**Supplied records**
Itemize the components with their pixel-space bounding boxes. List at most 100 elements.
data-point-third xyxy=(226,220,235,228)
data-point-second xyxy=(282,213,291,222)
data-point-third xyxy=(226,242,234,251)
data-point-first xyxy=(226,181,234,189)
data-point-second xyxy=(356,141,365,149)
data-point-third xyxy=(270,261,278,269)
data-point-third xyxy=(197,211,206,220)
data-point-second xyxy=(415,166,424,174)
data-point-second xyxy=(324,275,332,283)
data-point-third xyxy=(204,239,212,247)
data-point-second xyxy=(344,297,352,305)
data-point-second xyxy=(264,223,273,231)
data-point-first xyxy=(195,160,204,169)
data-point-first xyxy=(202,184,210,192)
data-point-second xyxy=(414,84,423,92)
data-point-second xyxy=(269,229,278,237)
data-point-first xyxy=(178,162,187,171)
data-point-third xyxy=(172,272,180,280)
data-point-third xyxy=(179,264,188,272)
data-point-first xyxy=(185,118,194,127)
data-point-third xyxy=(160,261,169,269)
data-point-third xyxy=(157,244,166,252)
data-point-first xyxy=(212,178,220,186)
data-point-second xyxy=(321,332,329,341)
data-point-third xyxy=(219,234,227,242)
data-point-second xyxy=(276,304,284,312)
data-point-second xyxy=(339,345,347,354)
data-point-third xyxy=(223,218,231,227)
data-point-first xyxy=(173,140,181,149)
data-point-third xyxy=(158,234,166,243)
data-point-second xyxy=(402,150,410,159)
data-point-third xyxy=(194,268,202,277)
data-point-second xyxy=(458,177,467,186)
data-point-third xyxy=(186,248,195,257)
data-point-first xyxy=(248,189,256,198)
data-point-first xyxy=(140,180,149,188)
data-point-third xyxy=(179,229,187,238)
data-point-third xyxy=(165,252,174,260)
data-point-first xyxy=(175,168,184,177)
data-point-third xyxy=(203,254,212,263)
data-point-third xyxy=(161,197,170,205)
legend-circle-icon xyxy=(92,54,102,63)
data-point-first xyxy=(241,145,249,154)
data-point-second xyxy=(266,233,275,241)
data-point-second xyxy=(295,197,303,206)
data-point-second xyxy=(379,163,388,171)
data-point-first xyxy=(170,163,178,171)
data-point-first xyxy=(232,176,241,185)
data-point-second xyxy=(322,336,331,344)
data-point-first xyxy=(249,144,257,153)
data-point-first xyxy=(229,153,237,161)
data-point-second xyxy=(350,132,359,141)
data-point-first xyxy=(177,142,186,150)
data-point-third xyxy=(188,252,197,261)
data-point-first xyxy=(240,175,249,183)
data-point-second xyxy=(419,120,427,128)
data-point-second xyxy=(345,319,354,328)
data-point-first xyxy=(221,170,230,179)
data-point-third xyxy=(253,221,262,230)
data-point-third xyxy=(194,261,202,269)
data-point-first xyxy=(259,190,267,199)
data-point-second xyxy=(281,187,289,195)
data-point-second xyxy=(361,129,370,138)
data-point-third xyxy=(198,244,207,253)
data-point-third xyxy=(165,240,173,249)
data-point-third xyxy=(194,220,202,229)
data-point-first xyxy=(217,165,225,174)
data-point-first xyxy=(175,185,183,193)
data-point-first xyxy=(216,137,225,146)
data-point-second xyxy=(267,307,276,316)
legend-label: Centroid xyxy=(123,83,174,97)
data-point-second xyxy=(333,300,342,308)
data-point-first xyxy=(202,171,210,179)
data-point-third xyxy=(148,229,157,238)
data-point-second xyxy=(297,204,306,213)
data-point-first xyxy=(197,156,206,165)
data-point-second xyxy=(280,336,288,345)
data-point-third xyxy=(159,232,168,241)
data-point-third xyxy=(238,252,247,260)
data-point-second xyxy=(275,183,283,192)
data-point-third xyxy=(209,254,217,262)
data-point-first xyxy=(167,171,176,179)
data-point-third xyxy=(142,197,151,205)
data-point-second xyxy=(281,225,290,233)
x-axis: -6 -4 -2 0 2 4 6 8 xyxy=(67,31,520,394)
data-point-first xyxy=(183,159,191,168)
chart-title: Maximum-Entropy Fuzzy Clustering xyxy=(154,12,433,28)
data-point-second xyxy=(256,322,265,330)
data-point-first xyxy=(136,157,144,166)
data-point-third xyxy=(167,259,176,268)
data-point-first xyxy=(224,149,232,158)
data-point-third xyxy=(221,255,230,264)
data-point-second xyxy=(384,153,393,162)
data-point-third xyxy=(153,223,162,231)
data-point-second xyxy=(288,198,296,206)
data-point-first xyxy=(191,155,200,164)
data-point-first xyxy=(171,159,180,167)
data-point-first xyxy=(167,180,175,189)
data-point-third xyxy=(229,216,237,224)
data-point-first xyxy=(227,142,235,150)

**What is being asked**
Lay out each line of the records above as a numbered list, leaving out any blank lines.

**Task response**
1. Itemize the components with their pixel-space bounding boxes. List at most 100 elements.
2. data-point-third xyxy=(226,220,235,228)
3. data-point-second xyxy=(282,213,291,222)
4. data-point-third xyxy=(226,242,234,251)
5. data-point-first xyxy=(226,181,234,189)
6. data-point-second xyxy=(356,141,365,149)
7. data-point-third xyxy=(270,261,278,269)
8. data-point-third xyxy=(197,211,206,220)
9. data-point-second xyxy=(415,166,424,174)
10. data-point-second xyxy=(324,275,332,283)
11. data-point-third xyxy=(204,239,212,247)
12. data-point-second xyxy=(344,297,352,305)
13. data-point-second xyxy=(264,223,273,231)
14. data-point-first xyxy=(195,160,204,169)
15. data-point-first xyxy=(202,184,210,192)
16. data-point-second xyxy=(414,84,423,92)
17. data-point-second xyxy=(269,229,278,237)
18. data-point-first xyxy=(178,162,187,171)
19. data-point-third xyxy=(172,272,180,280)
20. data-point-third xyxy=(179,264,188,272)
21. data-point-first xyxy=(185,118,194,127)
22. data-point-third xyxy=(160,261,169,269)
23. data-point-third xyxy=(157,244,166,252)
24. data-point-first xyxy=(212,178,220,186)
25. data-point-second xyxy=(321,332,329,341)
26. data-point-third xyxy=(219,234,227,242)
27. data-point-second xyxy=(276,304,284,312)
28. data-point-second xyxy=(339,345,347,354)
29. data-point-third xyxy=(223,218,231,227)
30. data-point-first xyxy=(173,140,181,149)
31. data-point-third xyxy=(158,234,166,243)
32. data-point-second xyxy=(402,150,410,159)
33. data-point-third xyxy=(194,268,202,277)
34. data-point-second xyxy=(458,177,467,186)
35. data-point-third xyxy=(186,248,195,257)
36. data-point-first xyxy=(248,189,256,198)
37. data-point-first xyxy=(140,180,149,188)
38. data-point-third xyxy=(179,229,187,238)
39. data-point-third xyxy=(165,252,174,260)
40. data-point-first xyxy=(175,168,184,177)
41. data-point-third xyxy=(203,254,212,263)
42. data-point-third xyxy=(161,197,170,205)
43. legend-circle-icon xyxy=(92,54,102,63)
44. data-point-first xyxy=(241,145,249,154)
45. data-point-second xyxy=(266,233,275,241)
46. data-point-second xyxy=(295,197,303,206)
47. data-point-second xyxy=(379,163,388,171)
48. data-point-first xyxy=(170,163,178,171)
49. data-point-first xyxy=(232,176,241,185)
50. data-point-second xyxy=(322,336,331,344)
51. data-point-first xyxy=(249,144,257,153)
52. data-point-first xyxy=(229,153,237,161)
53. data-point-second xyxy=(350,132,359,141)
54. data-point-first xyxy=(177,142,186,150)
55. data-point-third xyxy=(188,252,197,261)
56. data-point-first xyxy=(240,175,249,183)
57. data-point-second xyxy=(419,120,427,128)
58. data-point-second xyxy=(345,319,354,328)
59. data-point-first xyxy=(221,170,230,179)
60. data-point-third xyxy=(253,221,262,230)
61. data-point-third xyxy=(194,261,202,269)
62. data-point-first xyxy=(259,190,267,199)
63. data-point-second xyxy=(281,187,289,195)
64. data-point-second xyxy=(361,129,370,138)
65. data-point-third xyxy=(198,244,207,253)
66. data-point-third xyxy=(165,240,173,249)
67. data-point-third xyxy=(194,220,202,229)
68. data-point-first xyxy=(217,165,225,174)
69. data-point-first xyxy=(175,185,183,193)
70. data-point-first xyxy=(216,137,225,146)
71. data-point-second xyxy=(267,307,276,316)
72. legend-label: Centroid xyxy=(123,83,174,97)
73. data-point-second xyxy=(333,300,342,308)
74. data-point-first xyxy=(202,171,210,179)
75. data-point-third xyxy=(148,229,157,238)
76. data-point-second xyxy=(297,204,306,213)
77. data-point-first xyxy=(197,156,206,165)
78. data-point-second xyxy=(280,336,288,345)
79. data-point-third xyxy=(159,232,168,241)
80. data-point-third xyxy=(238,252,247,260)
81. data-point-second xyxy=(275,183,283,192)
82. data-point-third xyxy=(209,254,217,262)
83. data-point-first xyxy=(167,171,176,179)
84. data-point-third xyxy=(142,197,151,205)
85. data-point-second xyxy=(281,225,290,233)
86. x-axis: -6 -4 -2 0 2 4 6 8 xyxy=(67,31,520,394)
87. data-point-first xyxy=(183,159,191,168)
88. chart-title: Maximum-Entropy Fuzzy Clustering xyxy=(154,12,433,28)
89. data-point-second xyxy=(256,322,265,330)
90. data-point-first xyxy=(136,157,144,166)
91. data-point-third xyxy=(167,259,176,268)
92. data-point-first xyxy=(224,149,232,158)
93. data-point-third xyxy=(221,255,230,264)
94. data-point-second xyxy=(384,153,393,162)
95. data-point-third xyxy=(153,223,162,231)
96. data-point-second xyxy=(288,198,296,206)
97. data-point-first xyxy=(191,155,200,164)
98. data-point-first xyxy=(171,159,180,167)
99. data-point-first xyxy=(167,180,175,189)
100. data-point-third xyxy=(229,216,237,224)
101. data-point-first xyxy=(227,142,235,150)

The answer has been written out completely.